(WRITTEN TASK):
Where does the string "интервенции" appear? Copy every line of the entries below that holds it.

(EXERCISE INPUT):
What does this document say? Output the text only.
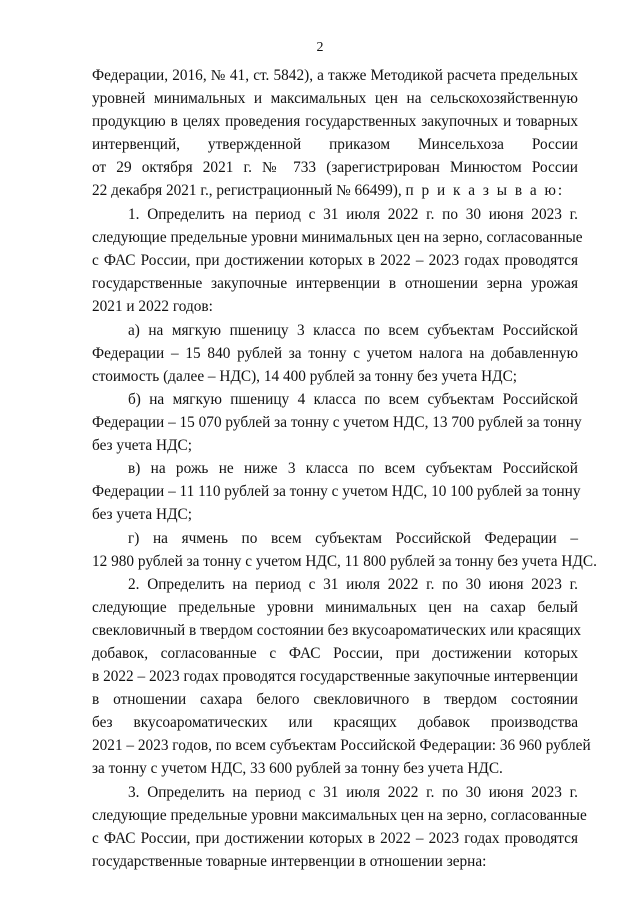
2
Федерации, 2016, № 41, ст. 5842), а также Методикой расчета предельных
уровней минимальных и максимальных цен на сельскохозяйственную
продукцию в целях проведения государственных закупочных и товарных
интервенций, утвержденной приказом Минсельхоза России
от 29 октября 2021 г. № 733 (зарегистрирован Минюстом России
22 декабря 2021 г., регистрационный № 66499), п р и к а з ы в а ю:
1. Определить на период с 31 июля 2022 г. по 30 июня 2023 г.
следующие предельные уровни минимальных цен на зерно, согласованные
с ФАС России, при достижении которых в 2022 – 2023 годах проводятся
государственные закупочные интервенции в отношении зерна урожая
2021 и 2022 годов:
а) на мягкую пшеницу 3 класса по всем субъектам Российской
Федерации – 15 840 рублей за тонну с учетом налога на добавленную
стоимость (далее – НДС), 14 400 рублей за тонну без учета НДС;
б) на мягкую пшеницу 4 класса по всем субъектам Российской
Федерации – 15 070 рублей за тонну с учетом НДС, 13 700 рублей за тонну
без учета НДС;
в) на рожь не ниже 3 класса по всем субъектам Российской
Федерации – 11 110 рублей за тонну с учетом НДС, 10 100 рублей за тонну
без учета НДС;
г) на ячмень по всем субъектам Российской Федерации –
12 980 рублей за тонну с учетом НДС, 11 800 рублей за тонну без учета НДС.
2. Определить на период с 31 июля 2022 г. по 30 июня 2023 г.
следующие предельные уровни минимальных цен на сахар белый
свекловичный в твердом состоянии без вкусоароматических или красящих
добавок, согласованные с ФАС России, при достижении которых
в 2022 – 2023 годах проводятся государственные закупочные интервенции
в отношении сахара белого свекловичного в твердом состоянии
без вкусоароматических или красящих добавок производства
2021 – 2023 годов, по всем субъектам Российской Федерации: 36 960 рублей
за тонну с учетом НДС, 33 600 рублей за тонну без учета НДС.
3. Определить на период с 31 июля 2022 г. по 30 июня 2023 г.
следующие предельные уровни максимальных цен на зерно, согласованные
с ФАС России, при достижении которых в 2022 – 2023 годах проводятся
государственные товарные интервенции в отношении зерна:
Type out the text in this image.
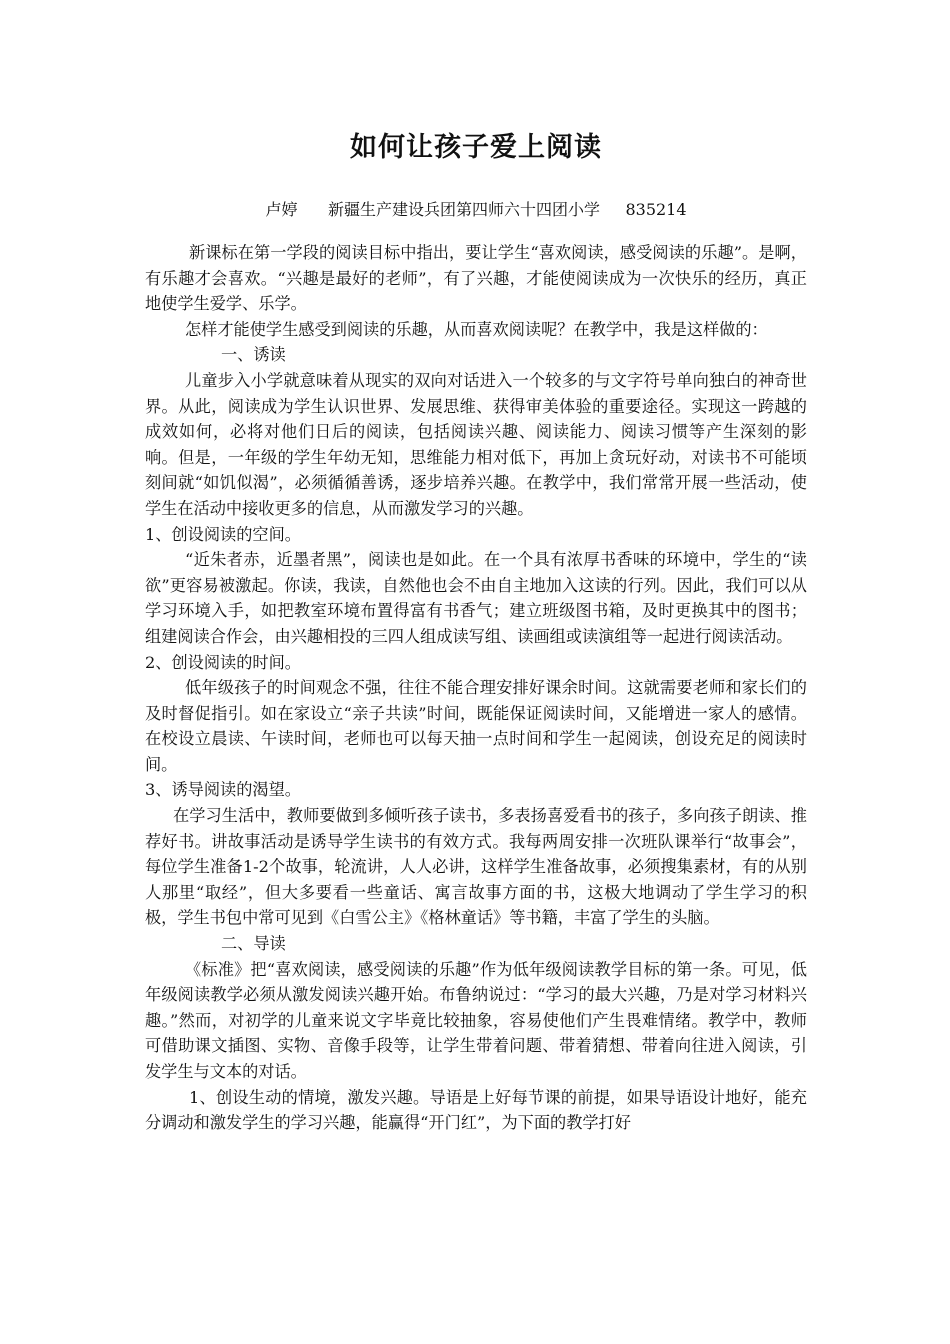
如何让孩子爱上阅读
卢婷 新疆生产建设兵团第四师六十四团小学 835214

新课标在第一学段的阅读目标中指出，要让学生“喜欢阅读，感受阅读的乐趣”。是啊，有乐趣才会喜欢。“兴趣是最好的老师”，有了兴趣，才能使阅读成为一次快乐的经历，真正地使学生爱学、乐学。

怎样才能使学生感受到阅读的乐趣，从而喜欢阅读呢？在教学中，我是这样做的：

一、诱读

儿童步入小学就意味着从现实的双向对话进入一个较多的与文字符号单向独白的神奇世界。从此，阅读成为学生认识世界、发展思维、获得审美体验的重要途径。实现这一跨越的成效如何，必将对他们日后的阅读，包括阅读兴趣、阅读能力、阅读习惯等产生深刻的影响。但是，一年级的学生年幼无知，思维能力相对低下，再加上贪玩好动，对读书不可能顷刻间就“如饥似渴”，必须循循善诱，逐步培养兴趣。在教学中，我们常常开展一些活动，使学生在活动中接收更多的信息，从而激发学习的兴趣。

1、创设阅读的空间。

“近朱者赤，近墨者黑”，阅读也是如此。在一个具有浓厚书香味的环境中，学生的“读欲”更容易被激起。你读，我读，自然他也会不由自主地加入这读的行列。因此，我们可以从学习环境入手，如把教室环境布置得富有书香气；建立班级图书箱，及时更换其中的图书；组建阅读合作会，由兴趣相投的三四人组成读写组、读画组或读演组等一起进行阅读活动。

2、创设阅读的时间。

低年级孩子的时间观念不强，往往不能合理安排好课余时间。这就需要老师和家长们的及时督促指引。如在家设立“亲子共读”时间，既能保证阅读时间，又能增进一家人的感情。在校设立晨读、午读时间，老师也可以每天抽一点时间和学生一起阅读，创设充足的阅读时间。

3、诱导阅读的渴望。

在学习生活中，教师要做到多倾听孩子读书，多表扬喜爱看书的孩子，多向孩子朗读、推荐好书。讲故事活动是诱导学生读书的有效方式。我每两周安排一次班队课举行“故事会”， 每位学生准备1-2个故事，轮流讲，人人必讲，这样学生准备故事，必须搜集素材，有的从别人那里“取经”，但大多要看一些童话、寓言故事方面的书，这极大地调动了学生学习的积极，学生书包中常可见到《白雪公主》《格林童话》等书籍，丰富了学生的头脑。

二、导读

《标准》把“喜欢阅读，感受阅读的乐趣”作为低年级阅读教学目标的第一条。可见，低年级阅读教学必须从激发阅读兴趣开始。布鲁纳说过：“学习的最大兴趣，乃是对学习材料兴趣。”然而，对初学的儿童来说文字毕竟比较抽象，容易使他们产生畏难情绪。教学中，教师可借助课文插图、实物、音像手段等，让学生带着问题、带着猜想、带着向往进入阅读，引发学生与文本的对话。

1、创设生动的情境，激发兴趣。导语是上好每节课的前提，如果导语设计地好，能充分调动和激发学生的学习兴趣，能赢得“开门红”，为下面的教学打好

(SOLUTION FOR THIS TASK):
государственные закупочные интервенции в отношении зерна урожая
в 2022 – 2023 годах проводятся государственные закупочные интервенции
государственные товарные интервенции в отношении зерна:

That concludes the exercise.